TASK TO CARRY OUT:
Copy every line that holds "TradingView".

SUPPLIED MATERIAL:

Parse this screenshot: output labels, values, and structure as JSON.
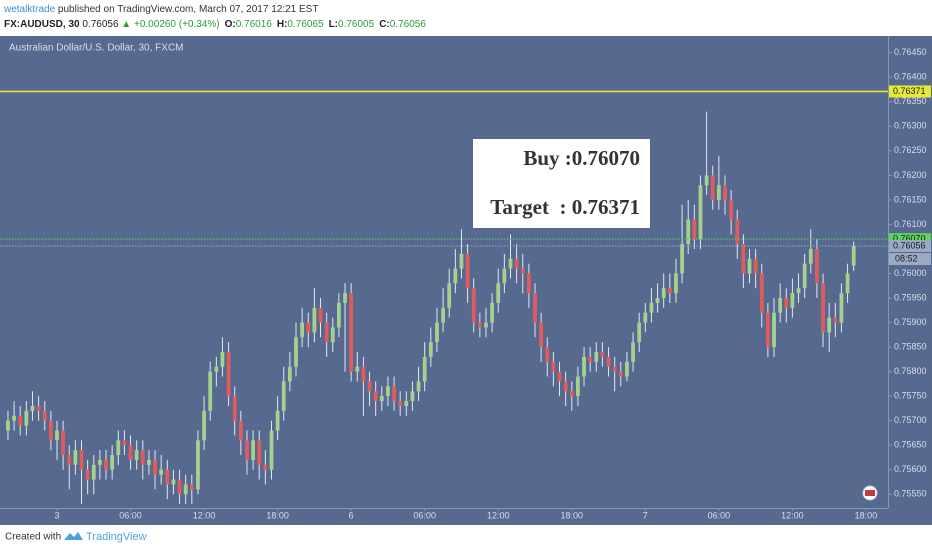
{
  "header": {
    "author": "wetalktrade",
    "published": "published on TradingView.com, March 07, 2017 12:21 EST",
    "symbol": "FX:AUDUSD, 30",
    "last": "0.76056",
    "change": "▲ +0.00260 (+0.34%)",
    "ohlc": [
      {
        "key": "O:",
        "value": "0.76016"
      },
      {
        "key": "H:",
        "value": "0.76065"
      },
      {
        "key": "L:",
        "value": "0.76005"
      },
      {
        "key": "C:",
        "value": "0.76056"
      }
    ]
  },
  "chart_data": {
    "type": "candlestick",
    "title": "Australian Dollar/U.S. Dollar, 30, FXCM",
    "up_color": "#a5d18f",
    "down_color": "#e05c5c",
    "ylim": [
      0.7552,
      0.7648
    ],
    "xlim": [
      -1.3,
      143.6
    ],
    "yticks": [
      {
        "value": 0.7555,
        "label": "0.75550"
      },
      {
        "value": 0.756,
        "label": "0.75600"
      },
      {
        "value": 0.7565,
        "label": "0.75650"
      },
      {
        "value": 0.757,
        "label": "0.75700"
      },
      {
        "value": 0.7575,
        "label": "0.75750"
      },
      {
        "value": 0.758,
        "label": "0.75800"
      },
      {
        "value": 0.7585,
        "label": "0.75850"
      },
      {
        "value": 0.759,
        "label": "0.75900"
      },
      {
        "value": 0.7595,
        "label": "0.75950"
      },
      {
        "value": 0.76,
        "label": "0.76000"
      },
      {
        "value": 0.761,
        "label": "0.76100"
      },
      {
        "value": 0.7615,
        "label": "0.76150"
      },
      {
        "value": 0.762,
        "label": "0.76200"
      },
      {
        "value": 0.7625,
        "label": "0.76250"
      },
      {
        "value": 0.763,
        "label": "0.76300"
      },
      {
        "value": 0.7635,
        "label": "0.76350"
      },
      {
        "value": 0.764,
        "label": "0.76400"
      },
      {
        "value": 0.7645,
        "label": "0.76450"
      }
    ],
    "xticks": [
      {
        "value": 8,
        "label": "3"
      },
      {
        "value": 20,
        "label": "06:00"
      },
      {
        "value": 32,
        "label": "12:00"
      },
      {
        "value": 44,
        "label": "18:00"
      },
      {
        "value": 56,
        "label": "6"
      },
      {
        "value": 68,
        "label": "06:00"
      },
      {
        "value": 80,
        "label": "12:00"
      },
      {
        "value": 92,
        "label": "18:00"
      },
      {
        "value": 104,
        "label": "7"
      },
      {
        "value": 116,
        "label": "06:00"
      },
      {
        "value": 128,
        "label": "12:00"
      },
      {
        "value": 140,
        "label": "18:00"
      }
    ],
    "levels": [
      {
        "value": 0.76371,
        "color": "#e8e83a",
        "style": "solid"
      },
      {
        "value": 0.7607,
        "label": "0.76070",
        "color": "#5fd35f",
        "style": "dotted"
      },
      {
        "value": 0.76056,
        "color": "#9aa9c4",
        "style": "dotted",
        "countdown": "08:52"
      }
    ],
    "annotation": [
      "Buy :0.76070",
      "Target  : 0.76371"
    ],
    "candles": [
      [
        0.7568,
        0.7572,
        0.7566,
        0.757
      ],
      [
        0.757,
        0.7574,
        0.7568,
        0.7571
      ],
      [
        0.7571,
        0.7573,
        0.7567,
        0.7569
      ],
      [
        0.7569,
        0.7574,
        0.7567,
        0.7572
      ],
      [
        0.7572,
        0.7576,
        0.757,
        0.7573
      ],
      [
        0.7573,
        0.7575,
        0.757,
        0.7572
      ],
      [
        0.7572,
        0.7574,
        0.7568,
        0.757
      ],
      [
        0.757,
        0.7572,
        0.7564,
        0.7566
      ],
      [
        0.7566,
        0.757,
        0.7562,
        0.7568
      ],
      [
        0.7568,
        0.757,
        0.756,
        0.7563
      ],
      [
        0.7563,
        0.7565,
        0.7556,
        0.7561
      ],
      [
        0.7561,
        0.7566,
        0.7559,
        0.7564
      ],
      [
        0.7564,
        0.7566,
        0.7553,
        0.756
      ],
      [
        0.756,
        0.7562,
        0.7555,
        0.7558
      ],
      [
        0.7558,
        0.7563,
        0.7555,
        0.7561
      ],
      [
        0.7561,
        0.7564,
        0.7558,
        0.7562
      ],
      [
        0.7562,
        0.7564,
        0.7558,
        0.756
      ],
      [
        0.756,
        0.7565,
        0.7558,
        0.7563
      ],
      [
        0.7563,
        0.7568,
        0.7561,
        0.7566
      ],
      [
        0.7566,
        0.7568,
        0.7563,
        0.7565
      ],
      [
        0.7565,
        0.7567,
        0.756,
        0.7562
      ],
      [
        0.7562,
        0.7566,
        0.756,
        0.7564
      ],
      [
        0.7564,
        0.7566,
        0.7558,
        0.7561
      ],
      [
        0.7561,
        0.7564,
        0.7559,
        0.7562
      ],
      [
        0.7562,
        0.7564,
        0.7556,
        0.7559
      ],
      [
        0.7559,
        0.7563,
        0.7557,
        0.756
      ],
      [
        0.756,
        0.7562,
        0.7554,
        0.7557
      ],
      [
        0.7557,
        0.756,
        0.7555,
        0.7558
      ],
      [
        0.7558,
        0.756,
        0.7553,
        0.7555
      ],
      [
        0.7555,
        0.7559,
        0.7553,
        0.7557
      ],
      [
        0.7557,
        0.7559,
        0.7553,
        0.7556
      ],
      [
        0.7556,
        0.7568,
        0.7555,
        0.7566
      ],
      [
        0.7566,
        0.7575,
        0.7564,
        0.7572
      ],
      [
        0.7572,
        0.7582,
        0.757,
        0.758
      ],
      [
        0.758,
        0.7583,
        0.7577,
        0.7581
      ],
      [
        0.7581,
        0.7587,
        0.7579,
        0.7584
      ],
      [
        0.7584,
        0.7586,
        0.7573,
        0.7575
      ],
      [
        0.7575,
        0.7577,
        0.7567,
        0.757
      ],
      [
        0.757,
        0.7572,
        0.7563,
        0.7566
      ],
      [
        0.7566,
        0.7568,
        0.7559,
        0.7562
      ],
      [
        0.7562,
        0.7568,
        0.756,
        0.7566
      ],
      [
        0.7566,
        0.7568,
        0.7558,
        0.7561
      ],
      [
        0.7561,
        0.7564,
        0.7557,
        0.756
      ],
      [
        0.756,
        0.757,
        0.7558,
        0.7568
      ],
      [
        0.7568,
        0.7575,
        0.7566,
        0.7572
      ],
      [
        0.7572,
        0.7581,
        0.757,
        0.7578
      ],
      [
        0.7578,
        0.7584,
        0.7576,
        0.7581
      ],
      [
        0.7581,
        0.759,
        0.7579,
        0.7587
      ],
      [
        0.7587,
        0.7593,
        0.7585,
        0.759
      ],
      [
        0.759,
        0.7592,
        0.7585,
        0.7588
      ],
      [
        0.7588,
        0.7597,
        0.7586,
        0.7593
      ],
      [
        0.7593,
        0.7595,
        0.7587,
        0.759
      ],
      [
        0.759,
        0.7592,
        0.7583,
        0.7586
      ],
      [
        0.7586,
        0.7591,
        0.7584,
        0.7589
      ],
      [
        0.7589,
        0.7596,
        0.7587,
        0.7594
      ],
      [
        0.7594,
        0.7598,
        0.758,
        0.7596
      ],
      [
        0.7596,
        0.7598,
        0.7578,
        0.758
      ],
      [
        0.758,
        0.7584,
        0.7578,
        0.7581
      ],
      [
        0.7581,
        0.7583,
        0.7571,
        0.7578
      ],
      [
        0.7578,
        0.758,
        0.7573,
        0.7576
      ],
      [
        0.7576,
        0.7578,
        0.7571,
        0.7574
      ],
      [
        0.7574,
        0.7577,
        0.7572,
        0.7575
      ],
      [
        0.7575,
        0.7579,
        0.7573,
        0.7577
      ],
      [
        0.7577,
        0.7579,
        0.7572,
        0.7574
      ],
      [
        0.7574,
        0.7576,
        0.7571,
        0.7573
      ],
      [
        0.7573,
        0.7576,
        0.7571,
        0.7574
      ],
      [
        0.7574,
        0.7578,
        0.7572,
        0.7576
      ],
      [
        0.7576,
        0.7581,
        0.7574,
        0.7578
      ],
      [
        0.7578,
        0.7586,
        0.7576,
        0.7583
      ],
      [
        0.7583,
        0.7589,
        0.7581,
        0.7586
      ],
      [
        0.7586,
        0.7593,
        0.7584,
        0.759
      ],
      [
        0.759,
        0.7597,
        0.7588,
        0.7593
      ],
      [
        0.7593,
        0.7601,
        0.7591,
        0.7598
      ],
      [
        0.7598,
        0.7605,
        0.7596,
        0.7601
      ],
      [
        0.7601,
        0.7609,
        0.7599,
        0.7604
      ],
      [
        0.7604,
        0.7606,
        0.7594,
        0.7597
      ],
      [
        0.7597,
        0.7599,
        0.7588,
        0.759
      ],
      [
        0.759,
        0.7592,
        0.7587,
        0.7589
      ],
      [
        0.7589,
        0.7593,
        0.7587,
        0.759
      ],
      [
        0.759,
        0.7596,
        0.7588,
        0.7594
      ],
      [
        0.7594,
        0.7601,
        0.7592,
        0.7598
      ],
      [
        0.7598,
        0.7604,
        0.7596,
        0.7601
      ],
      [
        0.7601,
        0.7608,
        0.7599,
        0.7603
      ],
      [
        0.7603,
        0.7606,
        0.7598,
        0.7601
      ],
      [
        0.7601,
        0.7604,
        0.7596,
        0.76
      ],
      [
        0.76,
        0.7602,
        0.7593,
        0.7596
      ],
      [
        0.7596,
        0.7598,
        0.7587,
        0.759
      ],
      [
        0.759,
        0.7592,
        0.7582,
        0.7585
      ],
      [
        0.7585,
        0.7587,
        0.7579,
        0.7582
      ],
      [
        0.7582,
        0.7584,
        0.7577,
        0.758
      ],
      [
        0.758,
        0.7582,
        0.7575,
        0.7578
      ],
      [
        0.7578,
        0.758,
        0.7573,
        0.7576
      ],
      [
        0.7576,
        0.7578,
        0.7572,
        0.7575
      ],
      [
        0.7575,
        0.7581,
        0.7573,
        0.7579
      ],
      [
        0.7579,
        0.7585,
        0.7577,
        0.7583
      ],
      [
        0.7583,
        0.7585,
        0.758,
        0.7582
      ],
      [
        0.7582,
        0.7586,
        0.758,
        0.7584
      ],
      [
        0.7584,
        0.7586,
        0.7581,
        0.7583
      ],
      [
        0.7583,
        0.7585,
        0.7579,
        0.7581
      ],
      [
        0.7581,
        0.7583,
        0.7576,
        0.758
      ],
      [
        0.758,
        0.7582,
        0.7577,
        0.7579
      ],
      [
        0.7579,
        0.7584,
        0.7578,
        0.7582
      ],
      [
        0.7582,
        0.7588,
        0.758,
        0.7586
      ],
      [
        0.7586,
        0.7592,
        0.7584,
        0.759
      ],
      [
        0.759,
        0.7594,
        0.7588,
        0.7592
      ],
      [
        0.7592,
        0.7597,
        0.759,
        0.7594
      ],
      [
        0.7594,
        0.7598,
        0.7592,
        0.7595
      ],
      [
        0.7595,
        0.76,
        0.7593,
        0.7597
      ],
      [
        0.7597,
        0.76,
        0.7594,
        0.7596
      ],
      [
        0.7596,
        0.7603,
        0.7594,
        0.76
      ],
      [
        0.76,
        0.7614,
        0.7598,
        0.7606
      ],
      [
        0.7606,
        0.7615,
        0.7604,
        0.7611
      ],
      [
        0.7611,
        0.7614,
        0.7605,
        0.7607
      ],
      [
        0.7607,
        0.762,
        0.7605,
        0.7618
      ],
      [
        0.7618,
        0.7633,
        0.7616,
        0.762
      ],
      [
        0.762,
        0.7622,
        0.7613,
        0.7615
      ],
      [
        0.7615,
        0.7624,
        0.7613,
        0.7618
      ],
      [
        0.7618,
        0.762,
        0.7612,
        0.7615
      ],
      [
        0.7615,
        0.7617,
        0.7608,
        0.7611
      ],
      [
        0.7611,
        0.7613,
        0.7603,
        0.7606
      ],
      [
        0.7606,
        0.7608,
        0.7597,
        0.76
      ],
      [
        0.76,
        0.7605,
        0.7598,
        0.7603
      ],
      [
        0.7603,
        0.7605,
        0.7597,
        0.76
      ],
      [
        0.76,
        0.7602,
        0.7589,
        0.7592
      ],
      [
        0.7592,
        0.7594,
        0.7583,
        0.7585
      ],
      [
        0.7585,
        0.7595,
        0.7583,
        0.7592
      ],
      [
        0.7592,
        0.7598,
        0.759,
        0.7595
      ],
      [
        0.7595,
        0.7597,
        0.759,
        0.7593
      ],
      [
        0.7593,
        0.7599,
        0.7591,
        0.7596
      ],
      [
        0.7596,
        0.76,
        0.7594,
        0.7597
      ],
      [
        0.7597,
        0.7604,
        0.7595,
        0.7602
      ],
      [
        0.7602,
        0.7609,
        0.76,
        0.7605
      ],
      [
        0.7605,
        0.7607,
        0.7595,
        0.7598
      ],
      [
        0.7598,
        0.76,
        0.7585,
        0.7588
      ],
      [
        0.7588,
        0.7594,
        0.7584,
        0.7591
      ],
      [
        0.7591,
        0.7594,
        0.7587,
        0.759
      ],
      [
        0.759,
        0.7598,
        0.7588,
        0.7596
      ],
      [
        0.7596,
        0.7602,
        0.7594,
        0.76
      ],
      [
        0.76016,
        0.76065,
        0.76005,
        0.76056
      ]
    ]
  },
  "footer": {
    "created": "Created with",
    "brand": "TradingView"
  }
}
* * *
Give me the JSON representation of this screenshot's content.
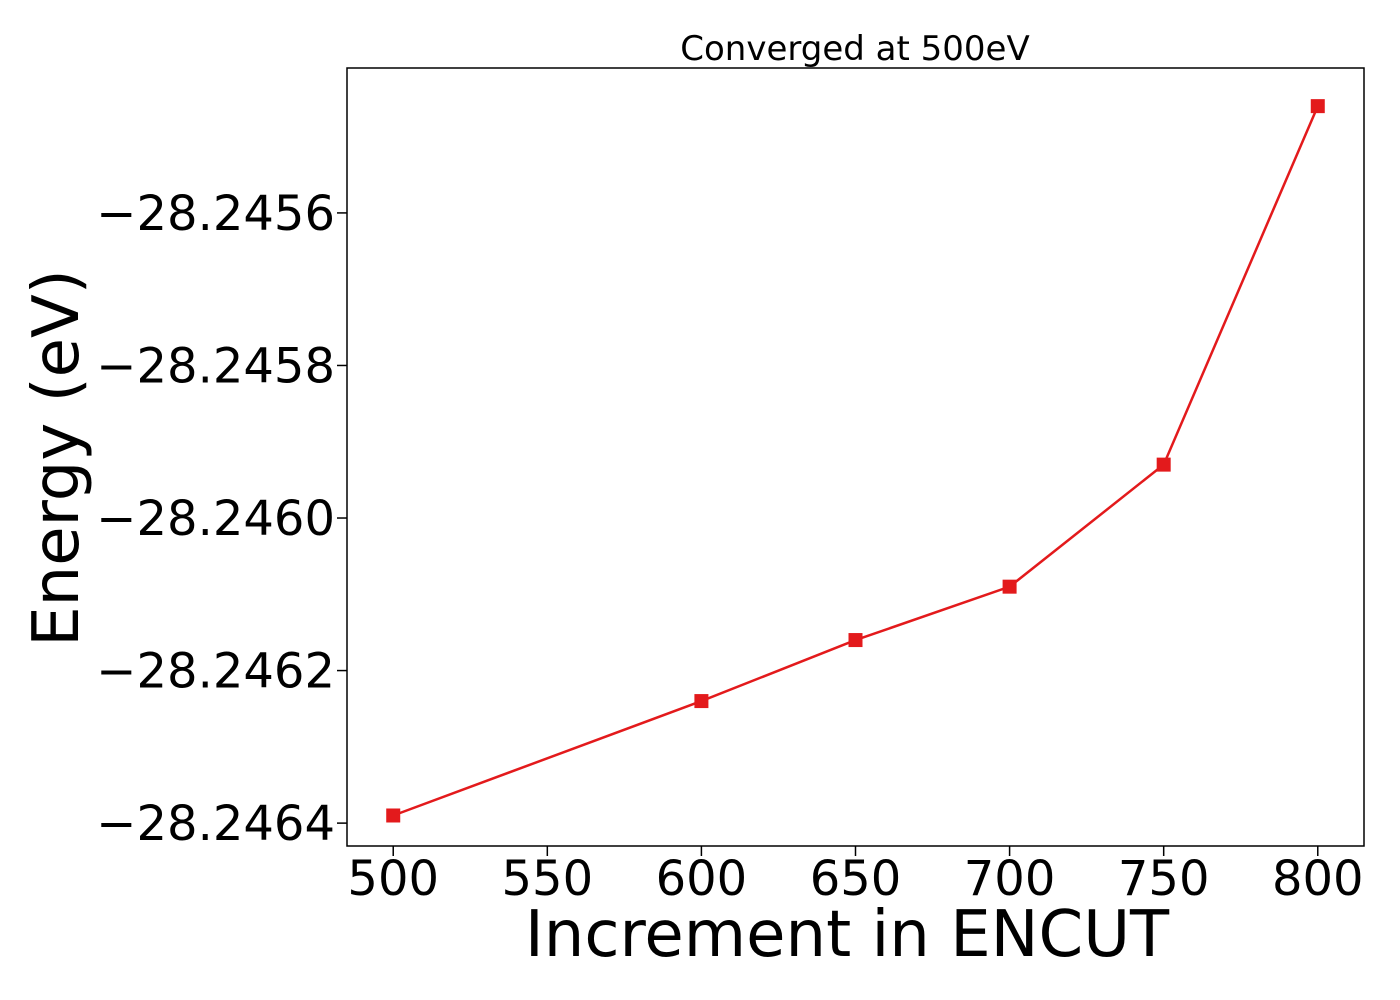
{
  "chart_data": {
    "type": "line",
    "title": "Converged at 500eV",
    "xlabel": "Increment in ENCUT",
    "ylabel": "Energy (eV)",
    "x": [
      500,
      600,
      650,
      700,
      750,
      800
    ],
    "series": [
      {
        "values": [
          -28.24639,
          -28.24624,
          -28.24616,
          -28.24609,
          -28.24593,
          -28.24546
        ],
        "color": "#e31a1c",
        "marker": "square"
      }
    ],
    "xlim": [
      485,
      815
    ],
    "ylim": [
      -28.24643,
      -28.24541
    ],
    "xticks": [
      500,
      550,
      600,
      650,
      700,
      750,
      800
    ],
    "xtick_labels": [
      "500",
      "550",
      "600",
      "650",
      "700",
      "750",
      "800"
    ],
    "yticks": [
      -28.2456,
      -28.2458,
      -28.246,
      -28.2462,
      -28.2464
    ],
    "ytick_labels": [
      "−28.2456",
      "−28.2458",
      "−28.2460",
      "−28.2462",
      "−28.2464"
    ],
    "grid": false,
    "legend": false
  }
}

WRITTEN ANSWER:
    "published": "published on TradingView.com, March 07, 2017 12:21 EST",
    "brand": "TradingView"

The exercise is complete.